▶ [Dataset items]:
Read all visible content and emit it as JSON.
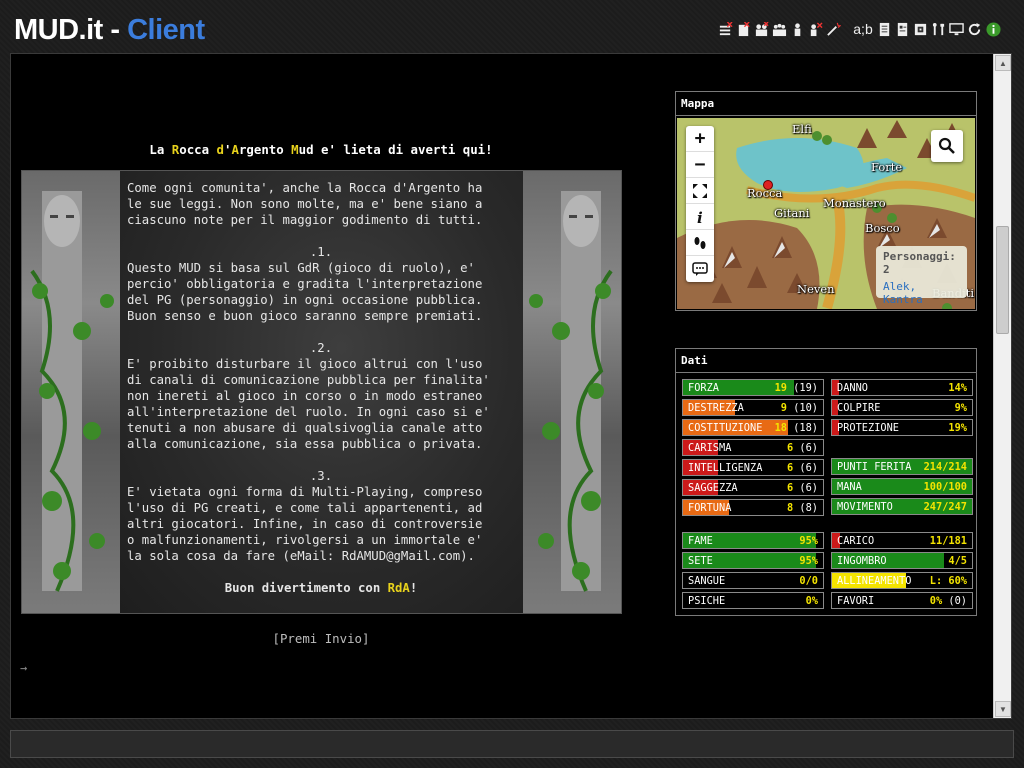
{
  "header": {
    "brand_main": "MUD.it",
    "brand_sep": " - ",
    "brand_accent": "Client",
    "accent_color": "#3b7ddd",
    "toolbar_icons": [
      "list-remove-icon",
      "notes-remove-icon",
      "people-remove-icon",
      "people-group-icon",
      "person-icon",
      "person-remove-icon",
      "wand-icon",
      "font-size-icon",
      "document-icon",
      "document-list-icon",
      "export-icon",
      "tools-icon",
      "monitor-icon",
      "refresh-icon",
      "info-icon"
    ],
    "font_toggle_label": "a;b"
  },
  "output": {
    "welcome": {
      "p1": "La ",
      "w1": "R",
      "p2": "occa ",
      "w2": "d",
      "p3": "'",
      "w3": "A",
      "p4": "rgento ",
      "w4": "M",
      "p5": "ud e' lieta di averti qui!"
    },
    "intro": "Come ogni comunita', anche la Rocca d'Argento ha\nle sue leggi. Non sono molte, ma e' bene siano a\nciascuno note per il maggior godimento di tutti.",
    "rule1_num": ".1.",
    "rule1": "Questo MUD si basa sul GdR (gioco di ruolo), e'\npercio' obbligatoria e gradita l'interpretazione\ndel PG (personaggio) in ogni occasione pubblica.\nBuon senso e buon gioco saranno sempre premiati.",
    "rule2_num": ".2.",
    "rule2": "E' proibito disturbare il gioco altrui con l'uso\ndi canali di comunicazione pubblica per finalita'\nnon inereti al gioco in corso o in modo estraneo\nall'interpretazione del ruolo. In ogni caso si e'\ntenuti a non abusare di qualsivoglia canale atto\nalla comunicazione, sia essa pubblica o privata.",
    "rule3_num": ".3.",
    "rule3": "E' vietata ogni forma di Multi-Playing, compreso\nl'uso di PG creati, e come tali appartenenti, ad\naltri giocatori. Infine, in caso di controversie\no malfunzionamenti, rivolgersi a un immortale e'\nla sola cosa da fare (eMail: RdAMUD@gMail.com).",
    "goodbye_pre": "Buon divertimento con ",
    "goodbye_name": "RdA",
    "goodbye_post": "!",
    "premi": "[Premi Invio]",
    "prompt": "→"
  },
  "map": {
    "title": "Mappa",
    "zoom_in": "+",
    "zoom_out": "−",
    "places": [
      "Elfi",
      "Rocca",
      "Gitani",
      "Monastero",
      "Forte",
      "Bosco",
      "Neven",
      "Banditi"
    ],
    "popup_title": "Personaggi: 2",
    "popup_names": "Alek, Kantra",
    "colors": {
      "grass": "#b9c36a",
      "water": "#6ec3c9",
      "road": "#d9a33a",
      "mountain": "#8b5a3c"
    }
  },
  "data": {
    "title": "Dati",
    "stats": [
      {
        "label": "FORZA",
        "value": "19",
        "extra": "(19)",
        "fill": 0.79,
        "color": "#1a8a1a"
      },
      {
        "label": "DESTREZZA",
        "value": "9",
        "extra": "(10)",
        "fill": 0.37,
        "color": "#e86a14"
      },
      {
        "label": "COSTITUZIONE",
        "value": "18",
        "extra": "(18)",
        "fill": 0.75,
        "color": "#e86a14"
      },
      {
        "label": "CARISMA",
        "value": "6",
        "extra": "(6)",
        "fill": 0.25,
        "color": "#cc1a1a"
      },
      {
        "label": "INTELLIGENZA",
        "value": "6",
        "extra": "(6)",
        "fill": 0.25,
        "color": "#cc1a1a"
      },
      {
        "label": "SAGGEZZA",
        "value": "6",
        "extra": "(6)",
        "fill": 0.25,
        "color": "#cc1a1a"
      },
      {
        "label": "FORTUNA",
        "value": "8",
        "extra": "(8)",
        "fill": 0.33,
        "color": "#e86a14"
      }
    ],
    "combat": [
      {
        "label": "DANNO",
        "value": "14%",
        "fill": 0.05,
        "color": "#cc1a1a"
      },
      {
        "label": "COLPIRE",
        "value": "9%",
        "fill": 0.04,
        "color": "#cc1a1a"
      },
      {
        "label": "PROTEZIONE",
        "value": "19%",
        "fill": 0.05,
        "color": "#cc1a1a"
      }
    ],
    "vitals": [
      {
        "label": "PUNTI FERITA",
        "value": "214/214",
        "fill": 1.0,
        "color": "#1a8a1a"
      },
      {
        "label": "MANA",
        "value": "100/100",
        "fill": 1.0,
        "color": "#1a8a1a"
      },
      {
        "label": "MOVIMENTO",
        "value": "247/247",
        "fill": 1.0,
        "color": "#1a8a1a"
      }
    ],
    "needs": [
      {
        "label": "FAME",
        "value": "95%",
        "fill": 0.95,
        "color": "#1a8a1a"
      },
      {
        "label": "SETE",
        "value": "95%",
        "fill": 0.95,
        "color": "#1a8a1a"
      },
      {
        "label": "SANGUE",
        "value": "0/0",
        "fill": 0.0,
        "color": "#1a8a1a"
      },
      {
        "label": "PSICHE",
        "value": "0%",
        "fill": 0.0,
        "color": "#1a8a1a"
      }
    ],
    "other": [
      {
        "label": "CARICO",
        "value": "11/181",
        "fill": 0.06,
        "color": "#cc1a1a"
      },
      {
        "label": "INGOMBRO",
        "value": "4/5",
        "fill": 0.8,
        "color": "#1a8a1a"
      },
      {
        "label": "ALLINEAMENTO",
        "value": "L: 60%",
        "fill": 0.53,
        "color": "#f4e400"
      },
      {
        "label": "FAVORI",
        "value": "0%",
        "extra": "(0)",
        "fill": 0.0,
        "color": "#1a8a1a"
      }
    ]
  }
}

▶ [Given problem]:
Print the records above exactly as they stand, but leave out the pictures.

▶ [Reply]:
Read all visible content and emit it as JSON.
{
  "header": {
    "brand_main": "MUD.it",
    "brand_sep": " - ",
    "brand_accent": "Client",
    "accent_color": "#3b7ddd",
    "toolbar_icons": [
      "list-remove-icon",
      "notes-remove-icon",
      "people-remove-icon",
      "people-group-icon",
      "person-icon",
      "person-remove-icon",
      "wand-icon",
      "font-size-icon",
      "document-icon",
      "document-list-icon",
      "export-icon",
      "tools-icon",
      "monitor-icon",
      "refresh-icon",
      "info-icon"
    ],
    "font_toggle_label": "a;b"
  },
  "output": {
    "welcome": {
      "p1": "La ",
      "w1": "R",
      "p2": "occa ",
      "w2": "d",
      "p3": "'",
      "w3": "A",
      "p4": "rgento ",
      "w4": "M",
      "p5": "ud e' lieta di averti qui!"
    },
    "intro": "Come ogni comunita', anche la Rocca d'Argento ha\nle sue leggi. Non sono molte, ma e' bene siano a\nciascuno note per il maggior godimento di tutti.",
    "rule1_num": ".1.",
    "rule1": "Questo MUD si basa sul GdR (gioco di ruolo), e'\npercio' obbligatoria e gradita l'interpretazione\ndel PG (personaggio) in ogni occasione pubblica.\nBuon senso e buon gioco saranno sempre premiati.",
    "rule2_num": ".2.",
    "rule2": "E' proibito disturbare il gioco altrui con l'uso\ndi canali di comunicazione pubblica per finalita'\nnon inereti al gioco in corso o in modo estraneo\nall'interpretazione del ruolo. In ogni caso si e'\ntenuti a non abusare di qualsivoglia canale atto\nalla comunicazione, sia essa pubblica o privata.",
    "rule3_num": ".3.",
    "rule3": "E' vietata ogni forma di Multi-Playing, compreso\nl'uso di PG creati, e come tali appartenenti, ad\naltri giocatori. Infine, in caso di controversie\no malfunzionamenti, rivolgersi a un immortale e'\nla sola cosa da fare (eMail: RdAMUD@gMail.com).",
    "goodbye_pre": "Buon divertimento con ",
    "goodbye_name": "RdA",
    "goodbye_post": "!",
    "premi": "[Premi Invio]",
    "prompt": "→"
  },
  "map": {
    "title": "Mappa",
    "zoom_in": "+",
    "zoom_out": "−",
    "places": [
      "Elfi",
      "Rocca",
      "Gitani",
      "Monastero",
      "Forte",
      "Bosco",
      "Neven",
      "Banditi"
    ],
    "popup_title": "Personaggi: 2",
    "popup_names": "Alek, Kantra",
    "colors": {
      "grass": "#b9c36a",
      "water": "#6ec3c9",
      "road": "#d9a33a",
      "mountain": "#8b5a3c"
    }
  },
  "data": {
    "title": "Dati",
    "stats": [
      {
        "label": "FORZA",
        "value": "19",
        "extra": "(19)",
        "fill": 0.79,
        "color": "#1a8a1a"
      },
      {
        "label": "DESTREZZA",
        "value": "9",
        "extra": "(10)",
        "fill": 0.37,
        "color": "#e86a14"
      },
      {
        "label": "COSTITUZIONE",
        "value": "18",
        "extra": "(18)",
        "fill": 0.75,
        "color": "#e86a14"
      },
      {
        "label": "CARISMA",
        "value": "6",
        "extra": "(6)",
        "fill": 0.25,
        "color": "#cc1a1a"
      },
      {
        "label": "INTELLIGENZA",
        "value": "6",
        "extra": "(6)",
        "fill": 0.25,
        "color": "#cc1a1a"
      },
      {
        "label": "SAGGEZZA",
        "value": "6",
        "extra": "(6)",
        "fill": 0.25,
        "color": "#cc1a1a"
      },
      {
        "label": "FORTUNA",
        "value": "8",
        "extra": "(8)",
        "fill": 0.33,
        "color": "#e86a14"
      }
    ],
    "combat": [
      {
        "label": "DANNO",
        "value": "14%",
        "fill": 0.05,
        "color": "#cc1a1a"
      },
      {
        "label": "COLPIRE",
        "value": "9%",
        "fill": 0.04,
        "color": "#cc1a1a"
      },
      {
        "label": "PROTEZIONE",
        "value": "19%",
        "fill": 0.05,
        "color": "#cc1a1a"
      }
    ],
    "vitals": [
      {
        "label": "PUNTI FERITA",
        "value": "214/214",
        "fill": 1.0,
        "color": "#1a8a1a"
      },
      {
        "label": "MANA",
        "value": "100/100",
        "fill": 1.0,
        "color": "#1a8a1a"
      },
      {
        "label": "MOVIMENTO",
        "value": "247/247",
        "fill": 1.0,
        "color": "#1a8a1a"
      }
    ],
    "needs": [
      {
        "label": "FAME",
        "value": "95%",
        "fill": 0.95,
        "color": "#1a8a1a"
      },
      {
        "label": "SETE",
        "value": "95%",
        "fill": 0.95,
        "color": "#1a8a1a"
      },
      {
        "label": "SANGUE",
        "value": "0/0",
        "fill": 0.0,
        "color": "#1a8a1a"
      },
      {
        "label": "PSICHE",
        "value": "0%",
        "fill": 0.0,
        "color": "#1a8a1a"
      }
    ],
    "other": [
      {
        "label": "CARICO",
        "value": "11/181",
        "fill": 0.06,
        "color": "#cc1a1a"
      },
      {
        "label": "INGOMBRO",
        "value": "4/5",
        "fill": 0.8,
        "color": "#1a8a1a"
      },
      {
        "label": "ALLINEAMENTO",
        "value": "L: 60%",
        "fill": 0.53,
        "color": "#f4e400"
      },
      {
        "label": "FAVORI",
        "value": "0%",
        "extra": "(0)",
        "fill": 0.0,
        "color": "#1a8a1a"
      }
    ]
  }
}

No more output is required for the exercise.